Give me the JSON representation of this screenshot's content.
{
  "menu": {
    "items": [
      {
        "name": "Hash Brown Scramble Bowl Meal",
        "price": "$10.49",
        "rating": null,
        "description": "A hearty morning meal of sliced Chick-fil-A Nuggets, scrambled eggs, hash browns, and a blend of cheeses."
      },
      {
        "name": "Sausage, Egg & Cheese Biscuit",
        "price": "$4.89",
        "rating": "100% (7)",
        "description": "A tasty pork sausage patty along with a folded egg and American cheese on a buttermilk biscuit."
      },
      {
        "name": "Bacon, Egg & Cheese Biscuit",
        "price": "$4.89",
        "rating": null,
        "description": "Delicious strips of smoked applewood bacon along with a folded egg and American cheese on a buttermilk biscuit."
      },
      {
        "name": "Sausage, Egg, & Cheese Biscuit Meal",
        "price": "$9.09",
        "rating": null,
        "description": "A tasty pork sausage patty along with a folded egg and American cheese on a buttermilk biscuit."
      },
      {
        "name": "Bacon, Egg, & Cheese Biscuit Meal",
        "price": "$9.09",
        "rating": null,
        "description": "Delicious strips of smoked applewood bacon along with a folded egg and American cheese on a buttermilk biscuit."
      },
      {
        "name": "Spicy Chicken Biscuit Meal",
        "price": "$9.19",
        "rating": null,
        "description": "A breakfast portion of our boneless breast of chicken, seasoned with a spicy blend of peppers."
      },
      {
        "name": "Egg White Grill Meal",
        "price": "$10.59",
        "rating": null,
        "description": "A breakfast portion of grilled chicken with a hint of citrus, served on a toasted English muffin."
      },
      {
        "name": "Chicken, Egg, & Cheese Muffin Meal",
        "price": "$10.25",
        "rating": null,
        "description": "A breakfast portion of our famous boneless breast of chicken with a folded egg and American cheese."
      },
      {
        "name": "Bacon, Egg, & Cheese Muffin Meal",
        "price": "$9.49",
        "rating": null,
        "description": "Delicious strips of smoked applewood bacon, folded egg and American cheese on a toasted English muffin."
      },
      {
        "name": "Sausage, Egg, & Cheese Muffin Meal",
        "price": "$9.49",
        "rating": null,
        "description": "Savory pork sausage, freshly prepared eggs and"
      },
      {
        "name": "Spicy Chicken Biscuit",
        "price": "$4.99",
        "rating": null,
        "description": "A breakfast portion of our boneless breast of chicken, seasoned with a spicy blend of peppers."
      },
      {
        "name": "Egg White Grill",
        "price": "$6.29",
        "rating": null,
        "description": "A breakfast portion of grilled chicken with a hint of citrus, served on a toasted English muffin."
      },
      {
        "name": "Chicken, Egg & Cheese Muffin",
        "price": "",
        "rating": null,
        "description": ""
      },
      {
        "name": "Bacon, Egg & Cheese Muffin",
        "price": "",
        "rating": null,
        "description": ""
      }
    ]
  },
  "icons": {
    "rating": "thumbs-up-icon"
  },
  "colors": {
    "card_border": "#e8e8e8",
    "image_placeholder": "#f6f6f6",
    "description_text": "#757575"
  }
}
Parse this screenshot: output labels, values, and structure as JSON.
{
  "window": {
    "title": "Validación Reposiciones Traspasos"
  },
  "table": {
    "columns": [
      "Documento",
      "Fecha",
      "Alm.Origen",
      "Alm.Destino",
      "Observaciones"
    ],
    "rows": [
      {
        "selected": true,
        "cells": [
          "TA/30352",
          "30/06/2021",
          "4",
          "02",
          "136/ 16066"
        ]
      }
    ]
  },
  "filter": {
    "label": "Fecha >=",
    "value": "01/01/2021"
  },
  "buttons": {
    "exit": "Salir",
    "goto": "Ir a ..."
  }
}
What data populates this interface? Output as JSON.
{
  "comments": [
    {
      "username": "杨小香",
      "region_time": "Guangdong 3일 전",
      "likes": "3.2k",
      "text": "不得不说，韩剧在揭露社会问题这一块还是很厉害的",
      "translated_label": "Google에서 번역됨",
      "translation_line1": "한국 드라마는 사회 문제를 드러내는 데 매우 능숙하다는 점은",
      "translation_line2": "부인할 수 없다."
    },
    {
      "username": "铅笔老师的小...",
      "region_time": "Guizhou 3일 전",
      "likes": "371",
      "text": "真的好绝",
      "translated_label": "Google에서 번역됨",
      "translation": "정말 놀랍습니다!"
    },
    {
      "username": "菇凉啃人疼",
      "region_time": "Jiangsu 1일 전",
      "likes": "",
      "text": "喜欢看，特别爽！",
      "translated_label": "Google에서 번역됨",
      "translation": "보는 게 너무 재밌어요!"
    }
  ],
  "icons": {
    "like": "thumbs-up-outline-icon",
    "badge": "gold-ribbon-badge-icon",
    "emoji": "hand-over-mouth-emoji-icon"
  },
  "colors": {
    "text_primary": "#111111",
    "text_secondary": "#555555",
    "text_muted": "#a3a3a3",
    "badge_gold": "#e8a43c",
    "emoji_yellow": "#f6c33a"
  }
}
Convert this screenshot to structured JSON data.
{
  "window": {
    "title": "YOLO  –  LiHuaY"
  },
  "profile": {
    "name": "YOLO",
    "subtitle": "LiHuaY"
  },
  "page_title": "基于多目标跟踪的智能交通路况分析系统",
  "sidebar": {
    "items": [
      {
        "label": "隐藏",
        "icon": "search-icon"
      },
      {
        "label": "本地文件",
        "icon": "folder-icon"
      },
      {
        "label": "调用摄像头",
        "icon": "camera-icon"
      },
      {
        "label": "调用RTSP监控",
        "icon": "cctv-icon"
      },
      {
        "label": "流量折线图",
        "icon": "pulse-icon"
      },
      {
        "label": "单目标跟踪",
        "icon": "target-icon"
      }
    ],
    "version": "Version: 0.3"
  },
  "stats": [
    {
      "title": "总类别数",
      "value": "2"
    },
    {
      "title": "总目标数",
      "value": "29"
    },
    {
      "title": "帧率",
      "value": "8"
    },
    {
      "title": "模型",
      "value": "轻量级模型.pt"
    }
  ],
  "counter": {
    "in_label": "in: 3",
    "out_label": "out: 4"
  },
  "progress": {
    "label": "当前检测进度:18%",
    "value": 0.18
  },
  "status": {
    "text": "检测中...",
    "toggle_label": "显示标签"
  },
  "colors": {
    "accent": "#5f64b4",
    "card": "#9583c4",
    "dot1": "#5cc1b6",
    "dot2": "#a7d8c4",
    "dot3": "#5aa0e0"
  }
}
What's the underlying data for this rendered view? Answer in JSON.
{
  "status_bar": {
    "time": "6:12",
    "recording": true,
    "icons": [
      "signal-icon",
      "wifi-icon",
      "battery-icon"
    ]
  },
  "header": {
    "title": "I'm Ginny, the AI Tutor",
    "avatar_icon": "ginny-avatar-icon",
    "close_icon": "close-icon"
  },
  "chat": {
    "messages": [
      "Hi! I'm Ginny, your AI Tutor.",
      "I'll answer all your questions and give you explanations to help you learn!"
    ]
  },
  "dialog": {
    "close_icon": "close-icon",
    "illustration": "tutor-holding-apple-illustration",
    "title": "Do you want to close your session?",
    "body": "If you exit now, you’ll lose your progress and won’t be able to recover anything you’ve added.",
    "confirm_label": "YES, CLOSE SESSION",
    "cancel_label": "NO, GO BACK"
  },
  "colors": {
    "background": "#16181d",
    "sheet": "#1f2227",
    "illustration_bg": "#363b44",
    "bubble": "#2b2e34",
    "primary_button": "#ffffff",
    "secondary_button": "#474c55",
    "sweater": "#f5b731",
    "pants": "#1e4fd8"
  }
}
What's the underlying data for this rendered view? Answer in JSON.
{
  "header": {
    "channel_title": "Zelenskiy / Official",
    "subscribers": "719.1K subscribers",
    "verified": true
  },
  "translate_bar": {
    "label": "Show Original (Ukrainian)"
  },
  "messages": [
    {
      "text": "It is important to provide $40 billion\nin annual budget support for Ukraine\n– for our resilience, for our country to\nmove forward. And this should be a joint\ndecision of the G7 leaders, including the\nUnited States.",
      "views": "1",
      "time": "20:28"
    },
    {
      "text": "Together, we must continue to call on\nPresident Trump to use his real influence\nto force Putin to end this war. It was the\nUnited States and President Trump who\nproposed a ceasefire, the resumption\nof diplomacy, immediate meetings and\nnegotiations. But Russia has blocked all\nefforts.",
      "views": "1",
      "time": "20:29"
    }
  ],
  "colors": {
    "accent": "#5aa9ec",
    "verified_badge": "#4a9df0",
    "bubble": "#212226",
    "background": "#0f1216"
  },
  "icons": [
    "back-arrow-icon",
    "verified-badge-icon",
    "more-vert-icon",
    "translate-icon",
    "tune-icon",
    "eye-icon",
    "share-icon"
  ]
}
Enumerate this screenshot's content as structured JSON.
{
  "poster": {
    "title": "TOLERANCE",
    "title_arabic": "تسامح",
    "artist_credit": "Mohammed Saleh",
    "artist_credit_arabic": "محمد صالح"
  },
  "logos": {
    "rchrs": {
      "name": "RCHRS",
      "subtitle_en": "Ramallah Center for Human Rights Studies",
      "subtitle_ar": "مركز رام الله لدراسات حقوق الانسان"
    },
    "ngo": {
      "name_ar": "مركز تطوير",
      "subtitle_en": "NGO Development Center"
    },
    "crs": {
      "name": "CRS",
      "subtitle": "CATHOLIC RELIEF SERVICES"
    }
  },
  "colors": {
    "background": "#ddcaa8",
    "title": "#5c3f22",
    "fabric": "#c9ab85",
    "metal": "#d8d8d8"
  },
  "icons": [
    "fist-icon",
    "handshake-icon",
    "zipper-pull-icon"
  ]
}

◆ Written request:
All lines from the one with "Enumerate this screenshot's" through the final line above are to be quoted exactly; quote no other line.

◆ Result of this exercise:
Enumerate this screenshot's content as structured JSON.
{
  "poster": {
    "title": "TOLERANCE",
    "title_arabic": "تسامح",
    "artist_credit": "Mohammed Saleh",
    "artist_credit_arabic": "محمد صالح"
  },
  "logos": {
    "rchrs": {
      "name": "RCHRS",
      "subtitle_en": "Ramallah Center for Human Rights Studies",
      "subtitle_ar": "مركز رام الله لدراسات حقوق الانسان"
    },
    "ngo": {
      "name_ar": "مركز تطوير",
      "subtitle_en": "NGO Development Center"
    },
    "crs": {
      "name": "CRS",
      "subtitle": "CATHOLIC RELIEF SERVICES"
    }
  },
  "colors": {
    "background": "#ddcaa8",
    "title": "#5c3f22",
    "fabric": "#c9ab85",
    "metal": "#d8d8d8"
  },
  "icons": [
    "fist-icon",
    "handshake-icon",
    "zipper-pull-icon"
  ]
}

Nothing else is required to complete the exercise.